- **Challenge**: Check each line of the data for "aislamiento" and select those that have it.

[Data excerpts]
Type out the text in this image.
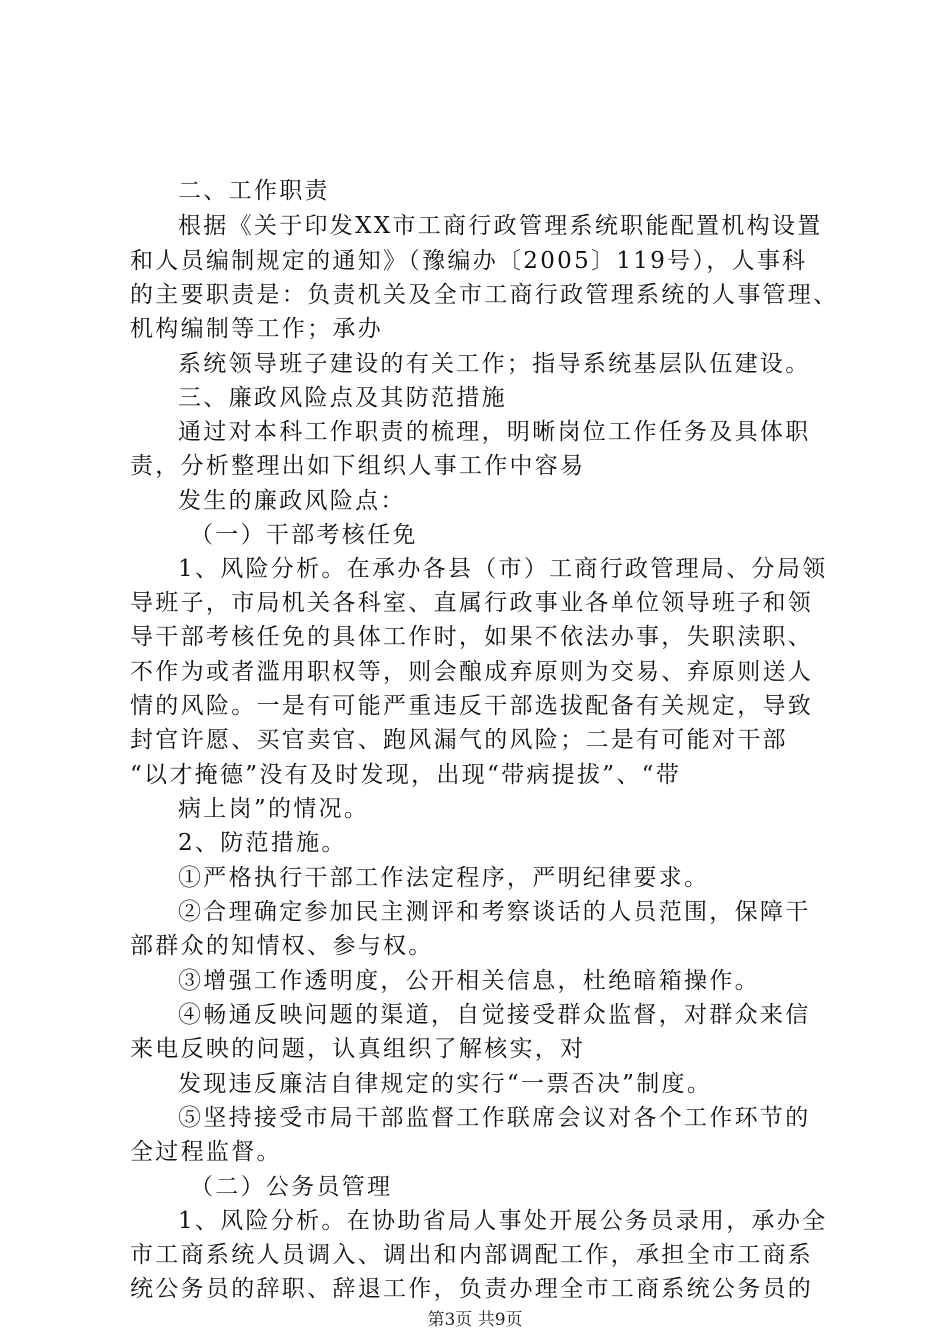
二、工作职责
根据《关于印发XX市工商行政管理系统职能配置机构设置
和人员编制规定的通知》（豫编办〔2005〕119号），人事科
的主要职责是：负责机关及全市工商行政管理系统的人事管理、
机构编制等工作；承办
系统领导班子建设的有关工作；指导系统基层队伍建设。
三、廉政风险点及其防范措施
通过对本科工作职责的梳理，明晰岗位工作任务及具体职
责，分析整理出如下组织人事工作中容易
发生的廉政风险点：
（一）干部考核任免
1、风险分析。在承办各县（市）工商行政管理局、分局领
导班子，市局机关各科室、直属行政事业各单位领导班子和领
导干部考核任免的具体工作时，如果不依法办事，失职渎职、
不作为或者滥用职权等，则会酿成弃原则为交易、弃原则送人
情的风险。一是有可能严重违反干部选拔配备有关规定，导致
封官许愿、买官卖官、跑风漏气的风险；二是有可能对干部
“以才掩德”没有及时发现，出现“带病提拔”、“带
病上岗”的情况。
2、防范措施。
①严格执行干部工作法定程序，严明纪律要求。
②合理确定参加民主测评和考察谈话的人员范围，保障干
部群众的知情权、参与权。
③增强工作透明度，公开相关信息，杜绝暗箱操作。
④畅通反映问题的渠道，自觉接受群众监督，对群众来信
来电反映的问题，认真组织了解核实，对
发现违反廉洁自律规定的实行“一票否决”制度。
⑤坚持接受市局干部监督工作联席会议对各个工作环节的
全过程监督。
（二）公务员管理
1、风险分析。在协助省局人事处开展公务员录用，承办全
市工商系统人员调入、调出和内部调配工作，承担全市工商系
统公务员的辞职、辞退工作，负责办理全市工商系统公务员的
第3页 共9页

==

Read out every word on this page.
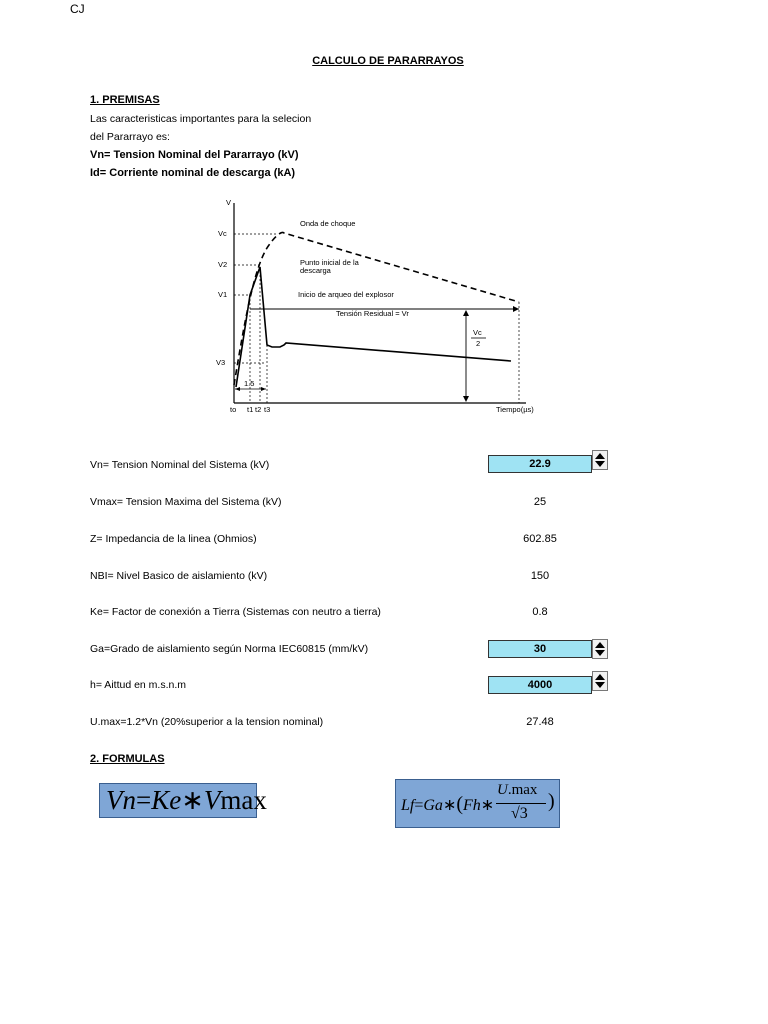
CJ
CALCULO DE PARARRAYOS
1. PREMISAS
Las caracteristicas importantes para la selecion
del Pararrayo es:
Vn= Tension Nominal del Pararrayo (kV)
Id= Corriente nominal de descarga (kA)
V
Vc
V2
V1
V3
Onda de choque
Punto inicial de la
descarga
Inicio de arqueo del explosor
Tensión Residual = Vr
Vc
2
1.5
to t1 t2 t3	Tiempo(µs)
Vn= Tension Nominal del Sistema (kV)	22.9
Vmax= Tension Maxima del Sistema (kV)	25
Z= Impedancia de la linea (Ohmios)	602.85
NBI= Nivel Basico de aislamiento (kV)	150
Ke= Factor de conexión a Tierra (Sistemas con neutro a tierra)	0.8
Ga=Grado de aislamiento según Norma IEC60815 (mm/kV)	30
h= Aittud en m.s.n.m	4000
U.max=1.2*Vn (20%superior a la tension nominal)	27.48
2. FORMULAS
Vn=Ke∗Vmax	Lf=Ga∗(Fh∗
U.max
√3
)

- **Result below**:
NBI= Nivel Basico de aislamiento (kV)	150
Ga=Grado de aislamiento según Norma IEC60815 (mm/kV)	30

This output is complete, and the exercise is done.